(Written exercise):
Every line of the data that contains the string "Gateway" must be copied.

··· Given entries ···

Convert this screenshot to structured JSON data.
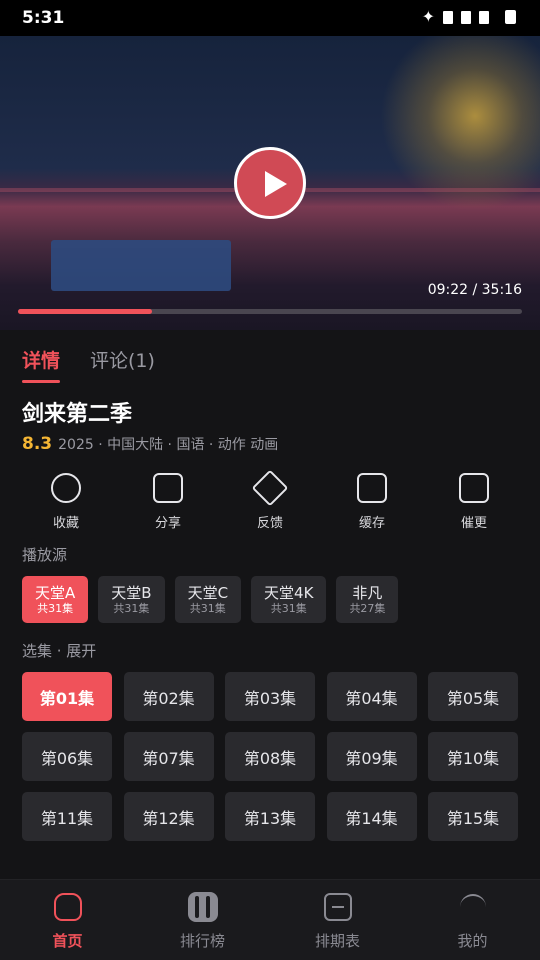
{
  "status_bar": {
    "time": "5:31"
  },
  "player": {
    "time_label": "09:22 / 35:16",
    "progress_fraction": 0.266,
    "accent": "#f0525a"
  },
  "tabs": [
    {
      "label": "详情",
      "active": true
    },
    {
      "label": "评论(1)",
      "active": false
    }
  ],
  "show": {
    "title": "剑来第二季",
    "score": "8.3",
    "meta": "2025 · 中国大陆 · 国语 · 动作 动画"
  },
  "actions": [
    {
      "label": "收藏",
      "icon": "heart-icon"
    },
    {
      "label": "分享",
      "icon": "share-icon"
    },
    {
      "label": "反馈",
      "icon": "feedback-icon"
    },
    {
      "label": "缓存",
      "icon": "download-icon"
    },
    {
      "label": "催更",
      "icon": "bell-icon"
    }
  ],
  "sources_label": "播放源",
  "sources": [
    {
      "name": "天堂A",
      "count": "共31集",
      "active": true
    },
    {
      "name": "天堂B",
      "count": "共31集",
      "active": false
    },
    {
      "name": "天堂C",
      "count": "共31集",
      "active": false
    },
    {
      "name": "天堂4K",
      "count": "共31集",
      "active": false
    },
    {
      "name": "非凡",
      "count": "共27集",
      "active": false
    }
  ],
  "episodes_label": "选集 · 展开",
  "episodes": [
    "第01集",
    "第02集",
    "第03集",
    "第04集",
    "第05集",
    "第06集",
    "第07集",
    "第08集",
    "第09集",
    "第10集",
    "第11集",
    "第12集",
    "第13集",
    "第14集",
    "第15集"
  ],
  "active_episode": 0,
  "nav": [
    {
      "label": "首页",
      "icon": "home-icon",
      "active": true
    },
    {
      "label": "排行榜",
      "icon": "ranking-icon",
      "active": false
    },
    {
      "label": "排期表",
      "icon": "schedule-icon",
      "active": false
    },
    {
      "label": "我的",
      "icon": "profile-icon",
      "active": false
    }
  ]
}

···
··· Given entries ···

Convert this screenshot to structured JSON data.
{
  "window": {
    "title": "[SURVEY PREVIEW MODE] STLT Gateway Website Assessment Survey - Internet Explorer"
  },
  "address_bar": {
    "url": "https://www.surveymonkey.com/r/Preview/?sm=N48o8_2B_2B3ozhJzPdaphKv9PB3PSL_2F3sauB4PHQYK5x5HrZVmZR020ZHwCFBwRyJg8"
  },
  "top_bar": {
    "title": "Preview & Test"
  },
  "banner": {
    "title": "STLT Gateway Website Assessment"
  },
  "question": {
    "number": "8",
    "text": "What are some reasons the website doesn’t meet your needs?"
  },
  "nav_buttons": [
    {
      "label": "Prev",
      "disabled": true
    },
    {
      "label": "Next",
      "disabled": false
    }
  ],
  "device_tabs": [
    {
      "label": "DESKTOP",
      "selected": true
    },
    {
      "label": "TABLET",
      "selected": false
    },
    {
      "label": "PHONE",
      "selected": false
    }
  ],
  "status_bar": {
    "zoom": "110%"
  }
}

···

(Full answer):
    "title": "[SURVEY PREVIEW MODE] STLT Gateway Website Assessment Survey - Internet Explorer"
    "title": "STLT Gateway Website Assessment"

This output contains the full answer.